### Your objective
Each line of the listing must be transcribed exactly, except for the images, which should be excluded.

+---+

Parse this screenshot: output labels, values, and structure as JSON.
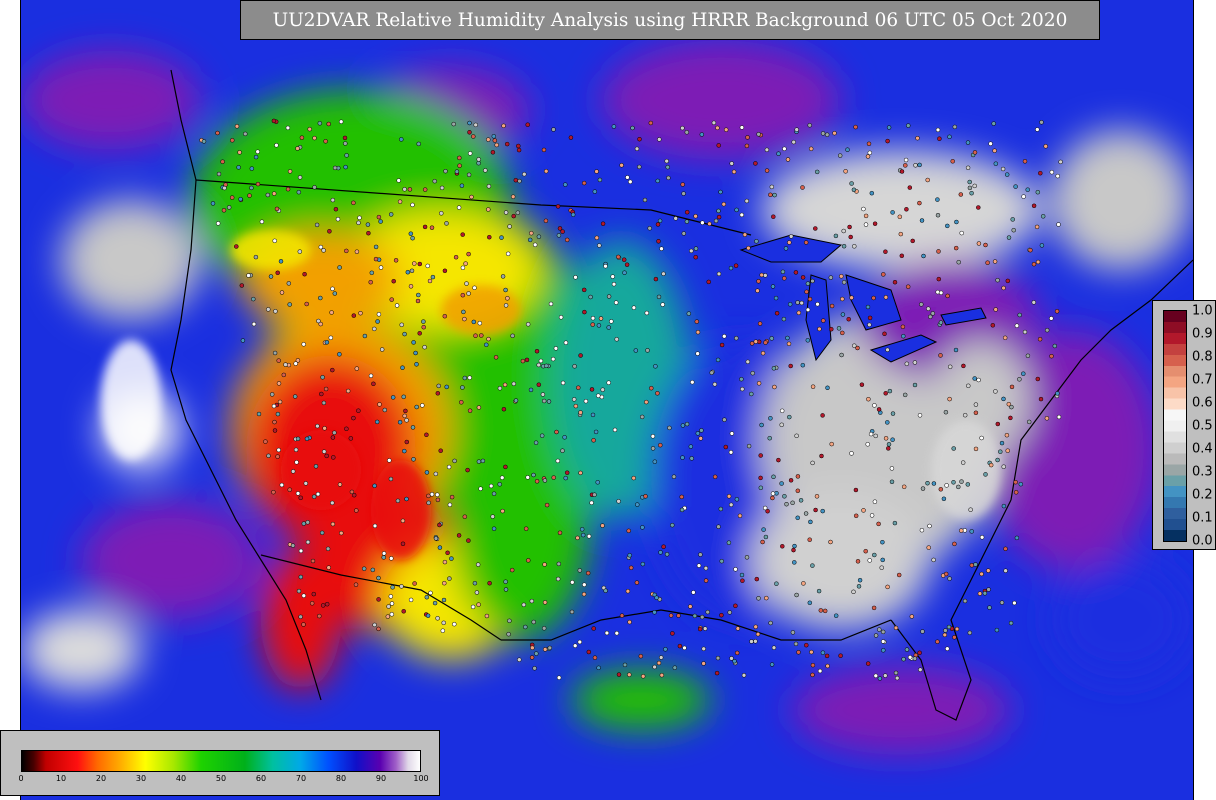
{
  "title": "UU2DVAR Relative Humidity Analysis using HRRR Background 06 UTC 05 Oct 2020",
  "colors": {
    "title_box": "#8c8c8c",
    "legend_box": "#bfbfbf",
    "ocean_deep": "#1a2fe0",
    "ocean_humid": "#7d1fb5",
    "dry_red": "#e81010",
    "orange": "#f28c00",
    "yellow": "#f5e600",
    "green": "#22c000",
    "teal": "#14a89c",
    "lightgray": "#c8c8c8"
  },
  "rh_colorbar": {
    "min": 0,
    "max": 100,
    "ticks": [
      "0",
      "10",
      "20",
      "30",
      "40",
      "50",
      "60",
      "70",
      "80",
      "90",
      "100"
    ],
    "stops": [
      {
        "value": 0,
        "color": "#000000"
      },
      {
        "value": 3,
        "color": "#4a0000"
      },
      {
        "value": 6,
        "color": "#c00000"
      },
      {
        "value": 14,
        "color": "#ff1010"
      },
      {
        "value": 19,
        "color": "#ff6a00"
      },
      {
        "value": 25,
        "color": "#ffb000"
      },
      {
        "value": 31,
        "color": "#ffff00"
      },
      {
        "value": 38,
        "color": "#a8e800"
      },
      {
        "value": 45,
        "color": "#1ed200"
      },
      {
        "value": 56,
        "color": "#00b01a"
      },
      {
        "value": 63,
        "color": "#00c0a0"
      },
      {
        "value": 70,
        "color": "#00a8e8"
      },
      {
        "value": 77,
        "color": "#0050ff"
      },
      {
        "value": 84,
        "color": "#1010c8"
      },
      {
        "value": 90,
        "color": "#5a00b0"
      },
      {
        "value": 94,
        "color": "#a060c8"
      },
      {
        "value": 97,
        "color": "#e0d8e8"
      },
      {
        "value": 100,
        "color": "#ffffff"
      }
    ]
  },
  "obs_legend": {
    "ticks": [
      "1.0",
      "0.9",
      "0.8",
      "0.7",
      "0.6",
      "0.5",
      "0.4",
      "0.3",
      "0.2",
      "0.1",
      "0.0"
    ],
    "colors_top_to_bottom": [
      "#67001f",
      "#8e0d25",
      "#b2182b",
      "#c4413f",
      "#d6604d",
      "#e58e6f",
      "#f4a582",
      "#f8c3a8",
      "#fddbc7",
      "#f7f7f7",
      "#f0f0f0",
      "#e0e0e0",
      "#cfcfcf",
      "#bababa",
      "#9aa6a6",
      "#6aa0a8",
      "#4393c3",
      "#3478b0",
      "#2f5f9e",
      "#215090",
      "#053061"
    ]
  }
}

+---+

### Full answer
Parse this screenshot: output labels, values, and structure as JSON.
{
  "title": "UU2DVAR Relative Humidity Analysis using HRRR Background 06 UTC 05 Oct 2020",
  "colors": {
    "title_box": "#8c8c8c",
    "legend_box": "#bfbfbf",
    "ocean_deep": "#1a2fe0",
    "ocean_humid": "#7d1fb5",
    "dry_red": "#e81010",
    "orange": "#f28c00",
    "yellow": "#f5e600",
    "green": "#22c000",
    "teal": "#14a89c",
    "lightgray": "#c8c8c8"
  },
  "rh_colorbar": {
    "min": 0,
    "max": 100,
    "ticks": [
      "0",
      "10",
      "20",
      "30",
      "40",
      "50",
      "60",
      "70",
      "80",
      "90",
      "100"
    ],
    "stops": [
      {
        "value": 0,
        "color": "#000000"
      },
      {
        "value": 3,
        "color": "#4a0000"
      },
      {
        "value": 6,
        "color": "#c00000"
      },
      {
        "value": 14,
        "color": "#ff1010"
      },
      {
        "value": 19,
        "color": "#ff6a00"
      },
      {
        "value": 25,
        "color": "#ffb000"
      },
      {
        "value": 31,
        "color": "#ffff00"
      },
      {
        "value": 38,
        "color": "#a8e800"
      },
      {
        "value": 45,
        "color": "#1ed200"
      },
      {
        "value": 56,
        "color": "#00b01a"
      },
      {
        "value": 63,
        "color": "#00c0a0"
      },
      {
        "value": 70,
        "color": "#00a8e8"
      },
      {
        "value": 77,
        "color": "#0050ff"
      },
      {
        "value": 84,
        "color": "#1010c8"
      },
      {
        "value": 90,
        "color": "#5a00b0"
      },
      {
        "value": 94,
        "color": "#a060c8"
      },
      {
        "value": 97,
        "color": "#e0d8e8"
      },
      {
        "value": 100,
        "color": "#ffffff"
      }
    ]
  },
  "obs_legend": {
    "ticks": [
      "1.0",
      "0.9",
      "0.8",
      "0.7",
      "0.6",
      "0.5",
      "0.4",
      "0.3",
      "0.2",
      "0.1",
      "0.0"
    ],
    "colors_top_to_bottom": [
      "#67001f",
      "#8e0d25",
      "#b2182b",
      "#c4413f",
      "#d6604d",
      "#e58e6f",
      "#f4a582",
      "#f8c3a8",
      "#fddbc7",
      "#f7f7f7",
      "#f0f0f0",
      "#e0e0e0",
      "#cfcfcf",
      "#bababa",
      "#9aa6a6",
      "#6aa0a8",
      "#4393c3",
      "#3478b0",
      "#2f5f9e",
      "#215090",
      "#053061"
    ]
  }
}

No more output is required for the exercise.